_BRIEF_
Omit the images. Copy each entry word for word.

_RECORD LIST_
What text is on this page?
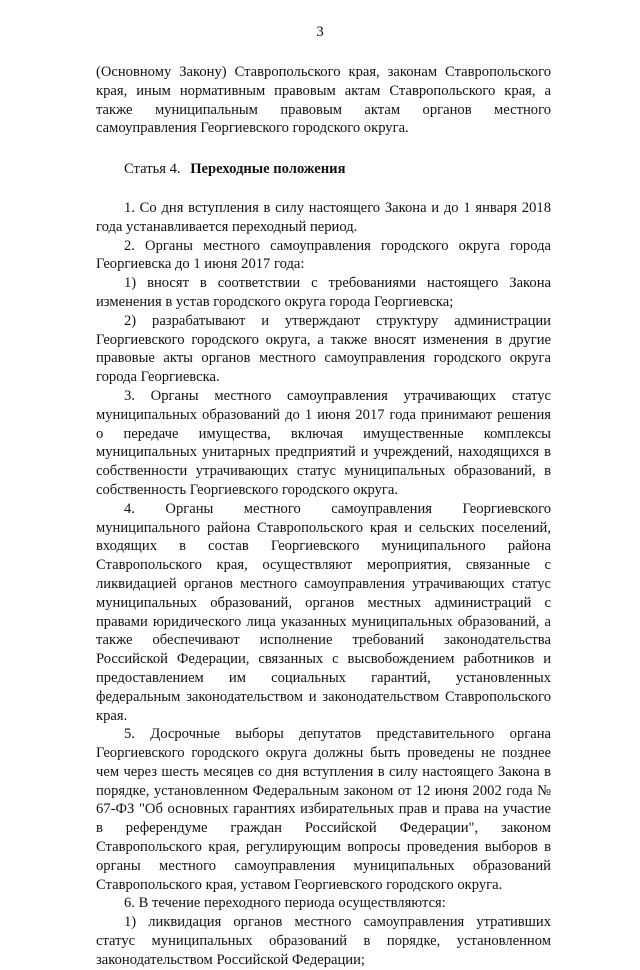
3

(Основному Закону) Ставропольского края, законам Ставропольского края, иным нормативным правовым актам Ставропольского края, а также муниципальным правовым актам органов местного самоуправления Георгиевского городского округа.

Статья 4. Переходные положения

1. Со дня вступления в силу настоящего Закона и до 1 января 2018 года устанавливается переходный период.

2. Органы местного самоуправления городского округа города Георгиевска до 1 июня 2017 года:

1) вносят в соответствии с требованиями настоящего Закона изменения в устав городского округа города Георгиевска;

2) разрабатывают и утверждают структуру администрации Георгиевского городского округа, а также вносят изменения в другие правовые акты органов местного самоуправления городского округа города Георгиевска.

3. Органы местного самоуправления утрачивающих статус муниципальных образований до 1 июня 2017 года принимают решения о передаче имущества, включая имущественные комплексы муниципальных унитарных предприятий и учреждений, находящихся в собственности утрачивающих статус муниципальных образований, в собственность Георгиевского городского округа.

4. Органы местного самоуправления Георгиевского муниципального района Ставропольского края и сельских поселений, входящих в состав Георгиевского муниципального района Ставропольского края, осуществляют мероприятия, связанные с ликвидацией органов местного самоуправления утрачивающих статус муниципальных образований, органов местных администраций с правами юридического лица указанных муниципальных образований, а также обеспечивают исполнение требований законодательства Российской Федерации, связанных с высвобождением работников и предоставлением им социальных гарантий, установленных федеральным законодательством и законодательством Ставропольского края.

5. Досрочные выборы депутатов представительного органа Георгиевского городского округа должны быть проведены не позднее чем через шесть месяцев со дня вступления в силу настоящего Закона в порядке, установленном Федеральным законом от 12 июня 2002 года № 67-ФЗ "Об основных гарантиях избирательных прав и права на участие в референдуме граждан Российской Федерации", законом Ставропольского края, регулирующим вопросы проведения выборов в органы местного самоуправления муниципальных образований Ставропольского края, уставом Георгиевского городского округа.

6. В течение переходного периода осуществляются:

1) ликвидация органов местного самоуправления утративших статус муниципальных образований в порядке, установленном законодательством Российской Федерации;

_WRITTEN REPLY_
What text is on this page?
3

(Основному Закону) Ставропольского края, законам Ставропольского края, иным нормативным правовым актам Ставропольского края, а также муниципальным правовым актам органов местного самоуправления Георгиевского городского округа.

Статья 4. Переходные положения

1. Со дня вступления в силу настоящего Закона и до 1 января 2018 года устанавливается переходный период.

2. Органы местного самоуправления городского округа города Георгиевска до 1 июня 2017 года:

1) вносят в соответствии с требованиями настоящего Закона изменения в устав городского округа города Георгиевска;

2) разрабатывают и утверждают структуру администрации Георгиевского городского округа, а также вносят изменения в другие правовые акты органов местного самоуправления городского округа города Георгиевска.

3. Органы местного самоуправления утрачивающих статус муниципальных образований до 1 июня 2017 года принимают решения о передаче имущества, включая имущественные комплексы муниципальных унитарных предприятий и учреждений, находящихся в собственности утрачивающих статус муниципальных образований, в собственность Георгиевского городского округа.

4. Органы местного самоуправления Георгиевского муниципального района Ставропольского края и сельских поселений, входящих в состав Георгиевского муниципального района Ставропольского края, осуществляют мероприятия, связанные с ликвидацией органов местного самоуправления утрачивающих статус муниципальных образований, органов местных администраций с правами юридического лица указанных муниципальных образований, а также обеспечивают исполнение требований законодательства Российской Федерации, связанных с высвобождением работников и предоставлением им социальных гарантий, установленных федеральным законодательством и законодательством Ставропольского края.

5. Досрочные выборы депутатов представительного органа Георгиевского городского округа должны быть проведены не позднее чем через шесть месяцев со дня вступления в силу настоящего Закона в порядке, установленном Федеральным законом от 12 июня 2002 года № 67-ФЗ "Об основных гарантиях избирательных прав и права на участие в референдуме граждан Российской Федерации", законом Ставропольского края, регулирующим вопросы проведения выборов в органы местного самоуправления муниципальных образований Ставропольского края, уставом Георгиевского городского округа.

6. В течение переходного периода осуществляются:

1) ликвидация органов местного самоуправления утративших статус муниципальных образований в порядке, установленном законодательством Российской Федерации;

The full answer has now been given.